EXERCISE DIRECTIONS ->
Output as a numbered list every line from the one containing "For every button, label, input, icon, or" through the one containing "last-name-label: Nama belakang", both included. Skip blank lines and leave out the pictures.

EXERCISE DATA ->
▶

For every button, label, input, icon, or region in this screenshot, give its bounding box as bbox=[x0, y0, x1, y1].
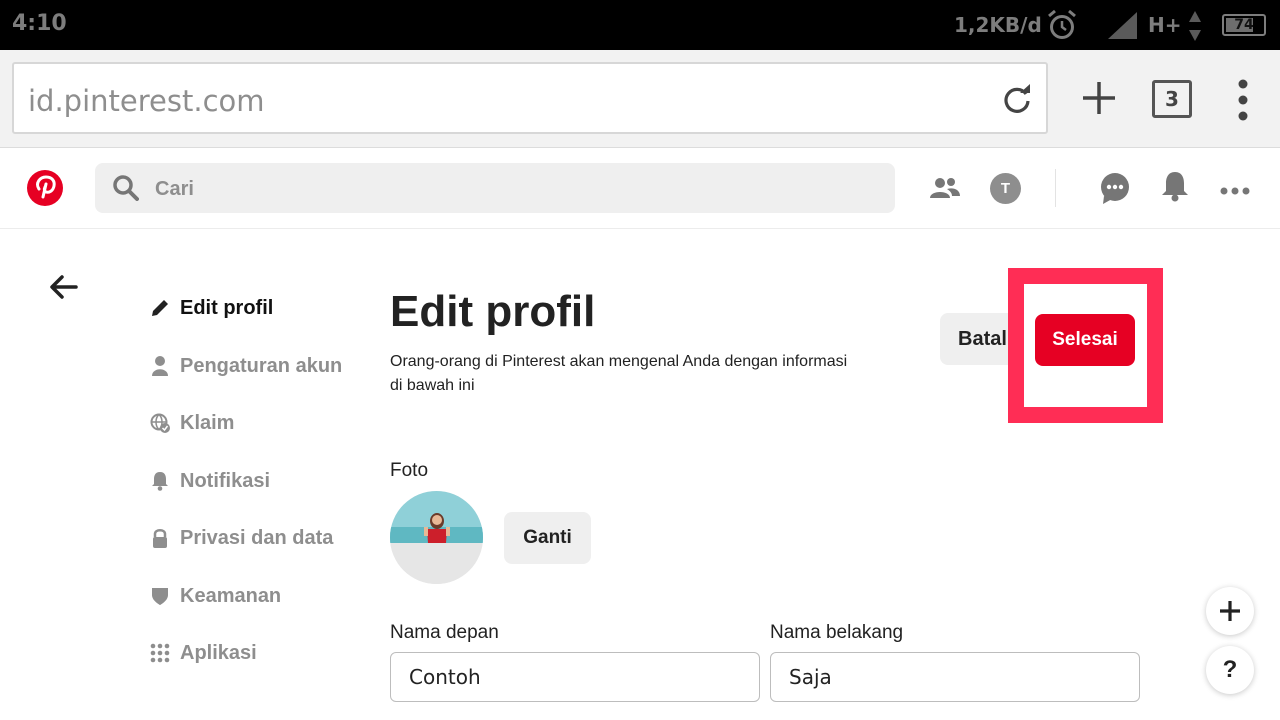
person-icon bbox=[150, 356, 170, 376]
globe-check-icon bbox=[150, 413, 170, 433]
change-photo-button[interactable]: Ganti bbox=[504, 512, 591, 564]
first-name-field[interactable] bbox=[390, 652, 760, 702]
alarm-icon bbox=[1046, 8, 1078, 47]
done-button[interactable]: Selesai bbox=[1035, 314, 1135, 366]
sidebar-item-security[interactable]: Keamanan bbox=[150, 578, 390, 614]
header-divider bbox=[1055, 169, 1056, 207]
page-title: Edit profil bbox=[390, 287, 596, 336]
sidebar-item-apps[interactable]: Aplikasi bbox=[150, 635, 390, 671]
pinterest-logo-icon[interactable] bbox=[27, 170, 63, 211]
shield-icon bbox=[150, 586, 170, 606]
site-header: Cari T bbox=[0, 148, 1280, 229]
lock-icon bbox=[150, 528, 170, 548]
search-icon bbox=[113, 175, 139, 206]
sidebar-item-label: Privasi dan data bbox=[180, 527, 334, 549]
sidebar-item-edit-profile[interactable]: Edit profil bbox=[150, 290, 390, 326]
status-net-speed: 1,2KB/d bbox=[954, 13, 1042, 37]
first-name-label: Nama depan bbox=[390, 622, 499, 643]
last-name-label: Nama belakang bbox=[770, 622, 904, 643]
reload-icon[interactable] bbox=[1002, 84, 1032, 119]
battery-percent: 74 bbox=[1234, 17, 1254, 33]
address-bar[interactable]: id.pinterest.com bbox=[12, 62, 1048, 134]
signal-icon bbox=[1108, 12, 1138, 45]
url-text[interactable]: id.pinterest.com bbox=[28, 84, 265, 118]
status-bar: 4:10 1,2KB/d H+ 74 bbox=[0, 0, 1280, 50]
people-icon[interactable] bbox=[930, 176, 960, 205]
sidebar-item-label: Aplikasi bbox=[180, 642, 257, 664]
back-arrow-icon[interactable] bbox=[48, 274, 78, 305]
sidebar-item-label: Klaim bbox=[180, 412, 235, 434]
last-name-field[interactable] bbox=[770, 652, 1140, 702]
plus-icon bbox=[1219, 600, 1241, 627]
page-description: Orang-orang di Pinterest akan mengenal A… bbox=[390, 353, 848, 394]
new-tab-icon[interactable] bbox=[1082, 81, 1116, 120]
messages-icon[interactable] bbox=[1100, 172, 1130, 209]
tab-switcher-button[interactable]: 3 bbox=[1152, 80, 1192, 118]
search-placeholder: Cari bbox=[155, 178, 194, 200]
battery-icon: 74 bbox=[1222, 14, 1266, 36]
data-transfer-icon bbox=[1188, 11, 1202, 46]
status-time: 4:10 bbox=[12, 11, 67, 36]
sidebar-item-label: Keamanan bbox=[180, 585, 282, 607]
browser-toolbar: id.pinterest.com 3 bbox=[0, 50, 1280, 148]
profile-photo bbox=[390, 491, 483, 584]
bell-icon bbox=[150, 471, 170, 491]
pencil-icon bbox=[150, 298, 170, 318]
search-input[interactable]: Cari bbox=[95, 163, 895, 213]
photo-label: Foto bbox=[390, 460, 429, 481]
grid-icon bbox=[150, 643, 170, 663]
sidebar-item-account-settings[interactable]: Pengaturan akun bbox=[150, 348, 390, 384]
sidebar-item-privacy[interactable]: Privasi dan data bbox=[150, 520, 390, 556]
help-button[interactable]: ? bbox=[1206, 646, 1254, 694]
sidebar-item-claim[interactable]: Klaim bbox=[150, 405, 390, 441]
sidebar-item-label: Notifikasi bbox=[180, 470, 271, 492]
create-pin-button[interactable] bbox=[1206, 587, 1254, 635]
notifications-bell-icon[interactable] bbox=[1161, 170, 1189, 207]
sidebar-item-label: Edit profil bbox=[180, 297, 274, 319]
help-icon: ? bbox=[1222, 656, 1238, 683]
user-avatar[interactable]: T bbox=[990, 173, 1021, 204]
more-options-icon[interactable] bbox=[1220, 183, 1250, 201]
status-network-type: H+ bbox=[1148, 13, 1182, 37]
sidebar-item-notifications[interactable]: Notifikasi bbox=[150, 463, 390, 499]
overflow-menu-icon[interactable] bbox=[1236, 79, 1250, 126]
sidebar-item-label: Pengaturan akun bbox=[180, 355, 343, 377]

◀
▶

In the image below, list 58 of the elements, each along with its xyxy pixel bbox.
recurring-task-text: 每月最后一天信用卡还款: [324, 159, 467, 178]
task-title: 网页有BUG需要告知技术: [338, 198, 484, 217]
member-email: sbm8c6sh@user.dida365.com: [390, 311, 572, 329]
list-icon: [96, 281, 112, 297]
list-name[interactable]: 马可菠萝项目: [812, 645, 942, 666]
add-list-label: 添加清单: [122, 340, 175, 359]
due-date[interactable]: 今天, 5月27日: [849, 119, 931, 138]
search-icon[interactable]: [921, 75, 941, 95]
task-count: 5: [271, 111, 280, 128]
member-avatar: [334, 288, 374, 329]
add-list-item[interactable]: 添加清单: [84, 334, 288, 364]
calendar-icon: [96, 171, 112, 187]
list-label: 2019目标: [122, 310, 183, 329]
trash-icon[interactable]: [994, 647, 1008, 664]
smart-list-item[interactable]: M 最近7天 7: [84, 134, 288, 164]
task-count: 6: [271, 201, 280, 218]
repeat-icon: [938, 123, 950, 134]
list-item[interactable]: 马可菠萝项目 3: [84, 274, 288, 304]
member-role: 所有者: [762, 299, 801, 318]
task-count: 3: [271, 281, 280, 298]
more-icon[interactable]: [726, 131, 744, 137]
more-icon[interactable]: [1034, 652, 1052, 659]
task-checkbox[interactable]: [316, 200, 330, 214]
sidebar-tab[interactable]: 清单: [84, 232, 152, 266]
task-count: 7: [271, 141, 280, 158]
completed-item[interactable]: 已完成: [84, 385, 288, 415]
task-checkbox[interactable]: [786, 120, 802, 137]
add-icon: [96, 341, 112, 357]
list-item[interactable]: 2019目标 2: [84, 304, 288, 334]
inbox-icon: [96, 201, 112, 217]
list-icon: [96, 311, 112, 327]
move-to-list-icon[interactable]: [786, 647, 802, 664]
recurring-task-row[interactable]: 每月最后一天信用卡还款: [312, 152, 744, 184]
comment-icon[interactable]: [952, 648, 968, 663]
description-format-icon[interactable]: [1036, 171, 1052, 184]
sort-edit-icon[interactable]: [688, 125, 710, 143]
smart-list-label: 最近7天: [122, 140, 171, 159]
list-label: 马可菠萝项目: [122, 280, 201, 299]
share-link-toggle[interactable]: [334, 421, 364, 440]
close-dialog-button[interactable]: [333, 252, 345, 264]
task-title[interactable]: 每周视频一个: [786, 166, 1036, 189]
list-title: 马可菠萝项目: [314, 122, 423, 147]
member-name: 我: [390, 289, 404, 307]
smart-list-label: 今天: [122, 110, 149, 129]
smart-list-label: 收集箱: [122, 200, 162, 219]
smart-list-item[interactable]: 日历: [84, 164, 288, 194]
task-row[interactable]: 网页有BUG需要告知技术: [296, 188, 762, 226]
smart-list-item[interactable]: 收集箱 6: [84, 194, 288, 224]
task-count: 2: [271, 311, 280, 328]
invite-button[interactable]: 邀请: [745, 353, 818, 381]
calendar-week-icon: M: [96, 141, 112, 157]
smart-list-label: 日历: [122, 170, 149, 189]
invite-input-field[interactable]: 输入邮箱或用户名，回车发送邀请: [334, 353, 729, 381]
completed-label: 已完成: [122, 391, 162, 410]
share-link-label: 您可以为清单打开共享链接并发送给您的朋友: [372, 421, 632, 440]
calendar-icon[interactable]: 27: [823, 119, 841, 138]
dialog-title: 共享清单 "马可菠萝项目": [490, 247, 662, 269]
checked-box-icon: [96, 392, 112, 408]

◀
▶

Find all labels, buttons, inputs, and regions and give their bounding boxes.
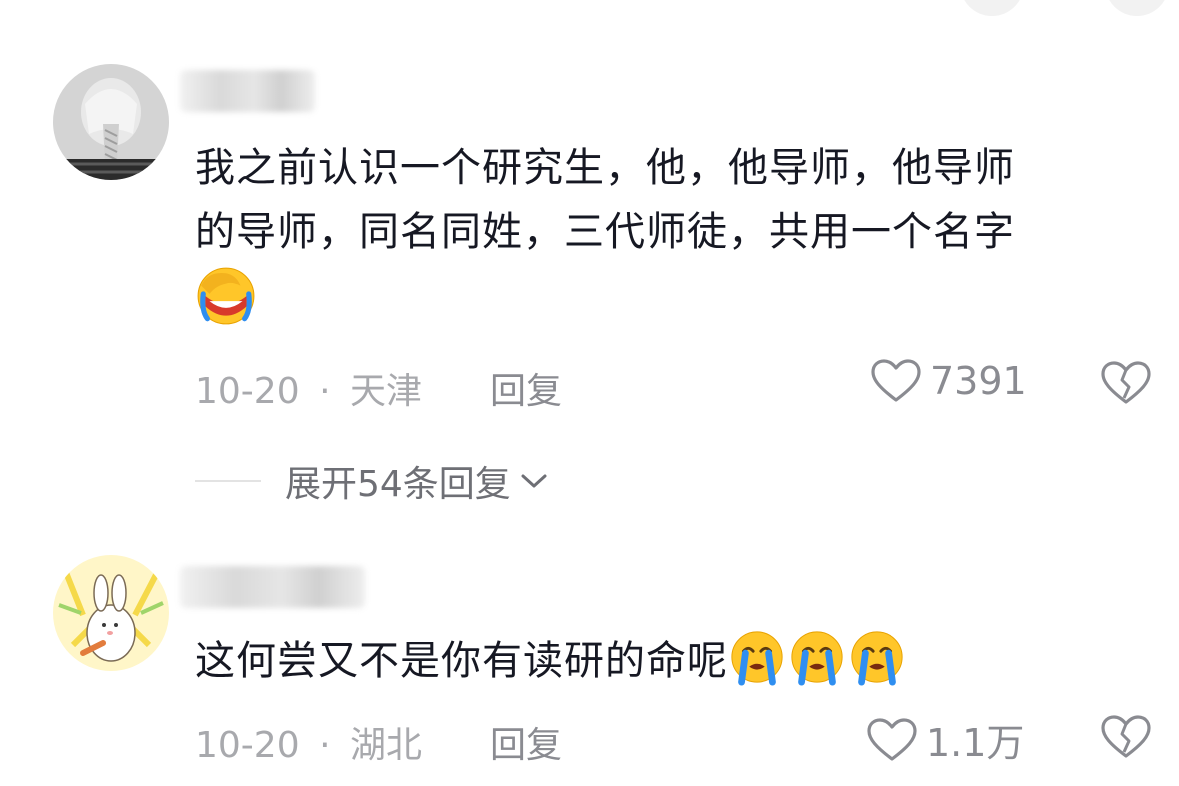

◀

OUTPUT OF THE EXERCISE ->
1. For every button, label, input, icon, or region in this screenshot, give its bounding box as bbox=[x0, y0, x1, y1].
2. person-icon bbox=[150, 356, 170, 376]
3. globe-check-icon bbox=[150, 413, 170, 433]
4. change-photo-button[interactable]: Ganti bbox=[504, 512, 591, 564]
5. first-name-field[interactable] bbox=[390, 652, 760, 702]
6. alarm-icon bbox=[1046, 8, 1078, 47]
7. done-button[interactable]: Selesai bbox=[1035, 314, 1135, 366]
8. sidebar-item-security[interactable]: Keamanan bbox=[150, 578, 390, 614]
9. header-divider bbox=[1055, 169, 1056, 207]
10. page-title: Edit profil bbox=[390, 287, 596, 336]
11. sidebar-item-apps[interactable]: Aplikasi bbox=[150, 635, 390, 671]
12. pinterest-logo-icon[interactable] bbox=[27, 170, 63, 211]
13. shield-icon bbox=[150, 586, 170, 606]
14. site-header: Cari T bbox=[0, 148, 1280, 229]
15. lock-icon bbox=[150, 528, 170, 548]
16. search-icon bbox=[113, 175, 139, 206]
17. sidebar-item-label: Privasi dan data bbox=[180, 527, 334, 549]
18. sidebar-item-edit-profile[interactable]: Edit profil bbox=[150, 290, 390, 326]
19. status-net-speed: 1,2KB/d bbox=[954, 13, 1042, 37]
20. first-name-label: Nama depan bbox=[390, 622, 499, 643]
21. last-name-label: Nama belakang bbox=[770, 622, 904, 643]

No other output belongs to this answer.